## Problem description
Each line containing the word "name" must be collected.

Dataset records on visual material
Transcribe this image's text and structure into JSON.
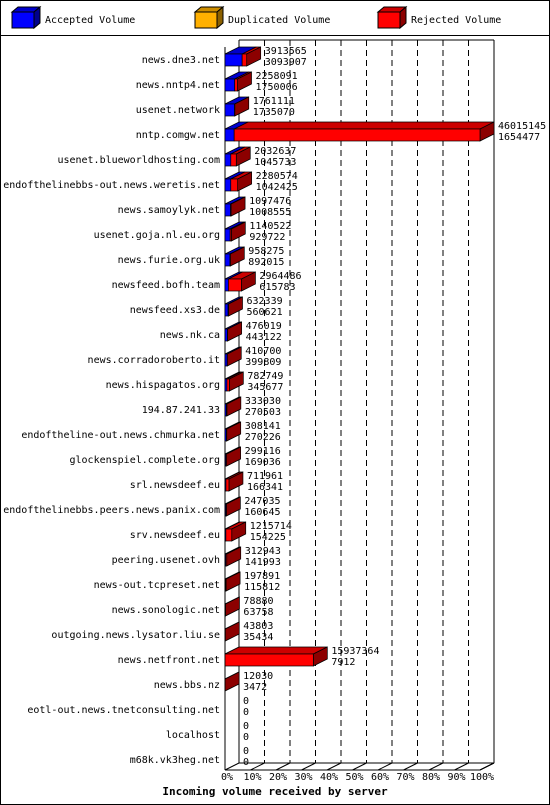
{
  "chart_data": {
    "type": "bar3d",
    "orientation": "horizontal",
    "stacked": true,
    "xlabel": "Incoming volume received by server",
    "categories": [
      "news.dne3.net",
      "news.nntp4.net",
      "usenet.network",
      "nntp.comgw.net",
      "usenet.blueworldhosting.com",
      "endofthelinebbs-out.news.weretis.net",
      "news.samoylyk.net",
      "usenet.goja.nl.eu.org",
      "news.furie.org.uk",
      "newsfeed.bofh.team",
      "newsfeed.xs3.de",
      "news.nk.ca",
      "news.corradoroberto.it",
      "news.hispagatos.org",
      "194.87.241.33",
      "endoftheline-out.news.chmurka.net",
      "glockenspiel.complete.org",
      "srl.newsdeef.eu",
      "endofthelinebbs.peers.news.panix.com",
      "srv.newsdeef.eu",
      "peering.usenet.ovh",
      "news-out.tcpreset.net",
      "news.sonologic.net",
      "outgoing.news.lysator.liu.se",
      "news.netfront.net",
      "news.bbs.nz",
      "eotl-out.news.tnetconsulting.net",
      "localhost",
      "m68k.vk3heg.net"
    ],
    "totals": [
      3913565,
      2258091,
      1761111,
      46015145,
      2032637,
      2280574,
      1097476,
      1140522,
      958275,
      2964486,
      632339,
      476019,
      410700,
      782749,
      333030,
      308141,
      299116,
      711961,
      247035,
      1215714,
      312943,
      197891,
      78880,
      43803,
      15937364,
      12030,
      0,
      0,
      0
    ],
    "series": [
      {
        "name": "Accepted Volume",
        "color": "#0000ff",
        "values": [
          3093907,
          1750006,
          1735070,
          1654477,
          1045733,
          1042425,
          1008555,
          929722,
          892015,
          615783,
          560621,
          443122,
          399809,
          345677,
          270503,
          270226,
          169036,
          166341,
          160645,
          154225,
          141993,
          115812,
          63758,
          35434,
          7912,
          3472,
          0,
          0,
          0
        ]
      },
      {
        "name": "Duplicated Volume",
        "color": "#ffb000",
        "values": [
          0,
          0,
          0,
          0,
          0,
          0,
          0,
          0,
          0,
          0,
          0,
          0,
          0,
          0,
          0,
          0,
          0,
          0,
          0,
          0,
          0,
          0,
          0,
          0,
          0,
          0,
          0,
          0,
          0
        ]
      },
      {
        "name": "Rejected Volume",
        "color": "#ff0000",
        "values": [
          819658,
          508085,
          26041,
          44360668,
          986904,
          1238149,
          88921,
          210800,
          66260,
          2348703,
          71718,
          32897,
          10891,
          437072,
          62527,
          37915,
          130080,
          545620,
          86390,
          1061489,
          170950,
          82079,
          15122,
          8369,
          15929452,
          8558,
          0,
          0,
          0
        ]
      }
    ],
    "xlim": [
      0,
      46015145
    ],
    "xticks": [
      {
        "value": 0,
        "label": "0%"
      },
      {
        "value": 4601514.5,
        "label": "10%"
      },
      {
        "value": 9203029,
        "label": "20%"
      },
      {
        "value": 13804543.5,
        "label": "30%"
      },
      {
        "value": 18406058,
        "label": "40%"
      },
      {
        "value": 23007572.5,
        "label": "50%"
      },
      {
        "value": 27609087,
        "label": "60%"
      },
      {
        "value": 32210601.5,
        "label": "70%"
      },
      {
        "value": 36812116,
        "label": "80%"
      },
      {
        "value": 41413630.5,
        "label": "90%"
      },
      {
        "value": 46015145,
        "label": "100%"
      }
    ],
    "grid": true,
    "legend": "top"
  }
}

## Task response
        "name": "Accepted Volume",
        "name": "Duplicated Volume",
        "name": "Rejected Volume",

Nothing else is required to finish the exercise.